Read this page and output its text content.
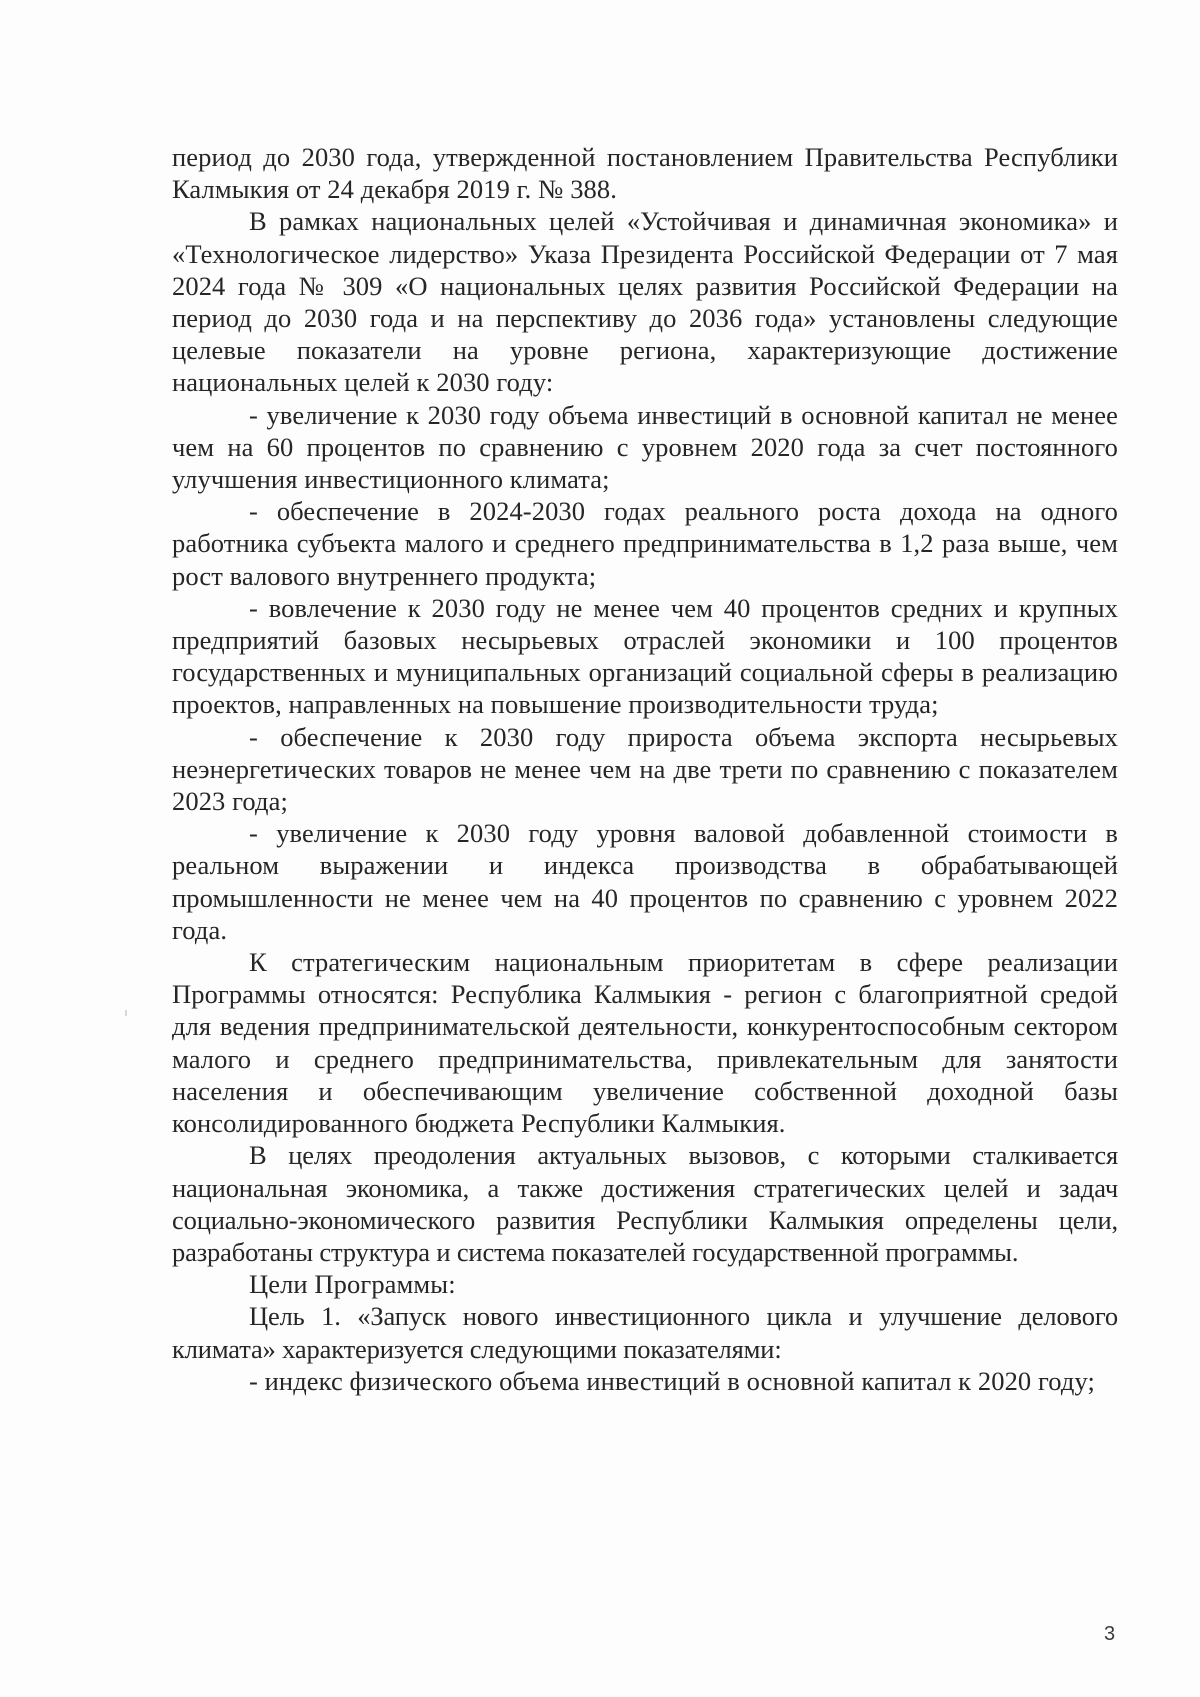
период до 2030 года, утвержденной постановлением Правительства Республики Калмыкия от 24 декабря 2019 г. № 388.

В рамках национальных целей «Устойчивая и динамичная экономика» и «Технологическое лидерство» Указа Президента Российской Федерации от 7 мая 2024 года № 309 «О национальных целях развития Российской Федерации на период до 2030 года и на перспективу до 2036 года» установлены следующие целевые показатели на уровне региона, характеризующие достижение национальных целей к 2030 году:

- увеличение к 2030 году объема инвестиций в основной капитал не менее чем на 60 процентов по сравнению с уровнем 2020 года за счет постоянного улучшения инвестиционного климата;

- обеспечение в 2024-2030 годах реального роста дохода на одного работника субъекта малого и среднего предпринимательства в 1,2 раза выше, чем рост валового внутреннего продукта;

- вовлечение к 2030 году не менее чем 40 процентов средних и крупных предприятий базовых несырьевых отраслей экономики и 100 процентов государственных и муниципальных организаций социальной сферы в реализацию проектов, направленных на повышение производительности труда;

- обеспечение к 2030 году прироста объема экспорта несырьевых неэнергетических товаров не менее чем на две трети по сравнению с показателем 2023 года;

- увеличение к 2030 году уровня валовой добавленной стоимости в реальном выражении и индекса производства в обрабатывающей промышленности не менее чем на 40 процентов по сравнению с уровнем 2022 года.

К стратегическим национальным приоритетам в сфере реализации Программы относятся: Республика Калмыкия - регион с благоприятной средой для ведения предпринимательской деятельности, конкурентоспособным сектором малого и среднего предпринимательства, привлекательным для занятости населения и обеспечивающим увеличение собственной доходной базы консолидированного бюджета Республики Калмыкия.

В целях преодоления актуальных вызовов, с которыми сталкивается национальная экономика, а также достижения стратегических целей и задач социально-экономического развития Республики Калмыкия определены цели, разработаны структура и система показателей государственной программы.

Цели Программы:

Цель 1. «Запуск нового инвестиционного цикла и улучшение делового климата» характеризуется следующими показателями:

- индекс физического объема инвестиций в основной капитал к 2020 году;

3
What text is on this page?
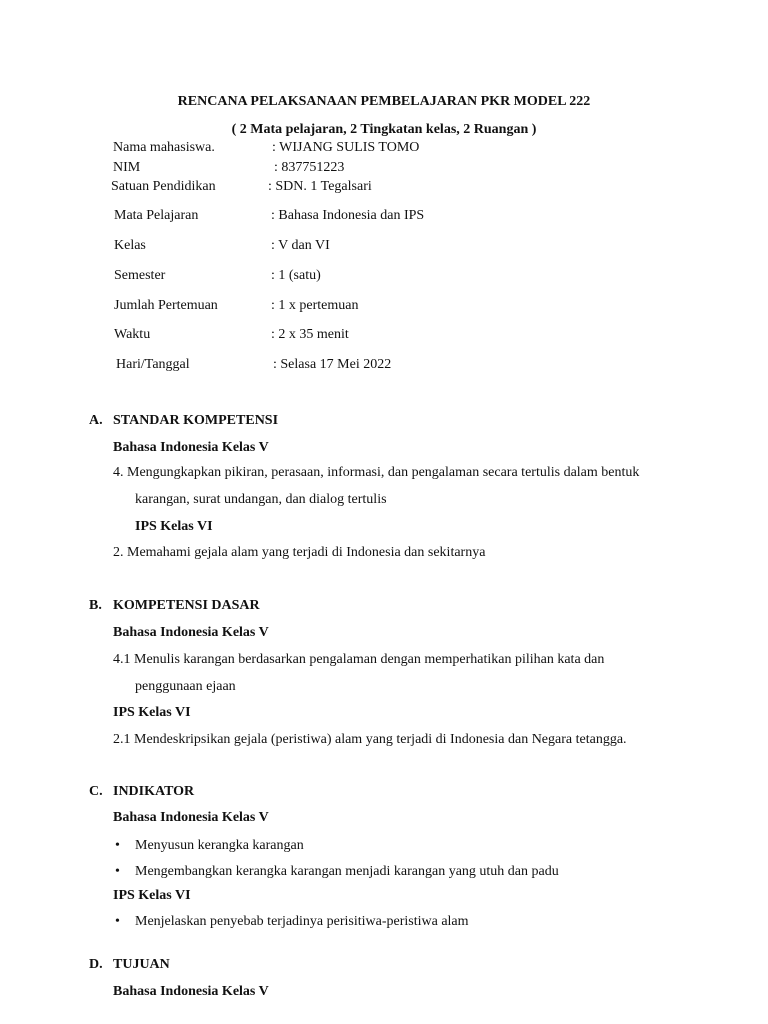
RENCANA PELAKSANAAN PEMBELAJARAN PKR MODEL 222
( 2 Mata pelajaran, 2 Tingkatan kelas, 2 Ruangan )
Nama mahasiswa.	: WIJANG SULIS TOMO
NIM	: 837751223
Satuan Pendidikan	: SDN. 1 Tegalsari
Mata Pelajaran	: Bahasa Indonesia dan IPS
Kelas	: V dan VI
Semester	: 1 (satu)
Jumlah Pertemuan	: 1 x pertemuan
Waktu	: 2 x 35 menit
Hari/Tanggal	: Selasa 17 Mei 2022
A. STANDAR KOMPETENSI
Bahasa Indonesia Kelas V
4. Mengungkapkan pikiran, perasaan, informasi, dan pengalaman secara tertulis dalam bentuk
karangan, surat undangan, dan dialog tertulis
IPS Kelas VI
2. Memahami gejala alam yang terjadi di Indonesia dan sekitarnya
B. KOMPETENSI DASAR
Bahasa Indonesia Kelas V
4.1 Menulis karangan berdasarkan pengalaman dengan memperhatikan pilihan kata dan
penggunaan ejaan
IPS Kelas VI
2.1 Mendeskripsikan gejala (peristiwa) alam yang terjadi di Indonesia dan Negara tetangga.
C. INDIKATOR
Bahasa Indonesia Kelas V
• Menyusun kerangka karangan
• Mengembangkan kerangka karangan menjadi karangan yang utuh dan padu
IPS Kelas VI
• Menjelaskan penyebab terjadinya perisitiwa-peristiwa alam
D. TUJUAN
Bahasa Indonesia Kelas V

+---+

▶ Task details
Your task is to return the entries above exactly, with no pictures.

▶ Worked solution
Read this page and output its text content.
период до 2030 года, утвержденной постановлением Правительства Республики Калмыкия от 24 декабря 2019 г. № 388.

В рамках национальных целей «Устойчивая и динамичная экономика» и «Технологическое лидерство» Указа Президента Российской Федерации от 7 мая 2024 года № 309 «О национальных целях развития Российской Федерации на период до 2030 года и на перспективу до 2036 года» установлены следующие целевые показатели на уровне региона, характеризующие достижение национальных целей к 2030 году:

- увеличение к 2030 году объема инвестиций в основной капитал не менее чем на 60 процентов по сравнению с уровнем 2020 года за счет постоянного улучшения инвестиционного климата;

- обеспечение в 2024-2030 годах реального роста дохода на одного работника субъекта малого и среднего предпринимательства в 1,2 раза выше, чем рост валового внутреннего продукта;

- вовлечение к 2030 году не менее чем 40 процентов средних и крупных предприятий базовых несырьевых отраслей экономики и 100 процентов государственных и муниципальных организаций социальной сферы в реализацию проектов, направленных на повышение производительности труда;

- обеспечение к 2030 году прироста объема экспорта несырьевых неэнергетических товаров не менее чем на две трети по сравнению с показателем 2023 года;

- увеличение к 2030 году уровня валовой добавленной стоимости в реальном выражении и индекса производства в обрабатывающей промышленности не менее чем на 40 процентов по сравнению с уровнем 2022 года.

К стратегическим национальным приоритетам в сфере реализации Программы относятся: Республика Калмыкия - регион с благоприятной средой для ведения предпринимательской деятельности, конкурентоспособным сектором малого и среднего предпринимательства, привлекательным для занятости населения и обеспечивающим увеличение собственной доходной базы консолидированного бюджета Республики Калмыкия.

В целях преодоления актуальных вызовов, с которыми сталкивается национальная экономика, а также достижения стратегических целей и задач социально-экономического развития Республики Калмыкия определены цели, разработаны структура и система показателей государственной программы.

Цели Программы:

Цель 1. «Запуск нового инвестиционного цикла и улучшение делового климата» характеризуется следующими показателями:

- индекс физического объема инвестиций в основной капитал к 2020 году;

3
What text is on this page?
RENCANA PELAKSANAAN PEMBELAJARAN PKR MODEL 222
( 2 Mata pelajaran, 2 Tingkatan kelas, 2 Ruangan )
Nama mahasiswa.	: WIJANG SULIS TOMO
NIM	: 837751223
Satuan Pendidikan	: SDN. 1 Tegalsari
Mata Pelajaran	: Bahasa Indonesia dan IPS
Kelas	: V dan VI
Semester	: 1 (satu)
Jumlah Pertemuan	: 1 x pertemuan
Waktu	: 2 x 35 menit
Hari/Tanggal	: Selasa 17 Mei 2022
A. STANDAR KOMPETENSI
Bahasa Indonesia Kelas V
4. Mengungkapkan pikiran, perasaan, informasi, dan pengalaman secara tertulis dalam bentuk
karangan, surat undangan, dan dialog tertulis
IPS Kelas VI
2. Memahami gejala alam yang terjadi di Indonesia dan sekitarnya
B. KOMPETENSI DASAR
Bahasa Indonesia Kelas V
4.1 Menulis karangan berdasarkan pengalaman dengan memperhatikan pilihan kata dan
penggunaan ejaan
IPS Kelas VI
2.1 Mendeskripsikan gejala (peristiwa) alam yang terjadi di Indonesia dan Negara tetangga.
C. INDIKATOR
Bahasa Indonesia Kelas V
• Menyusun kerangka karangan
• Mengembangkan kerangka karangan menjadi karangan yang utuh dan padu
IPS Kelas VI
• Menjelaskan penyebab terjadinya perisitiwa-peristiwa alam
D. TUJUAN
Bahasa Indonesia Kelas V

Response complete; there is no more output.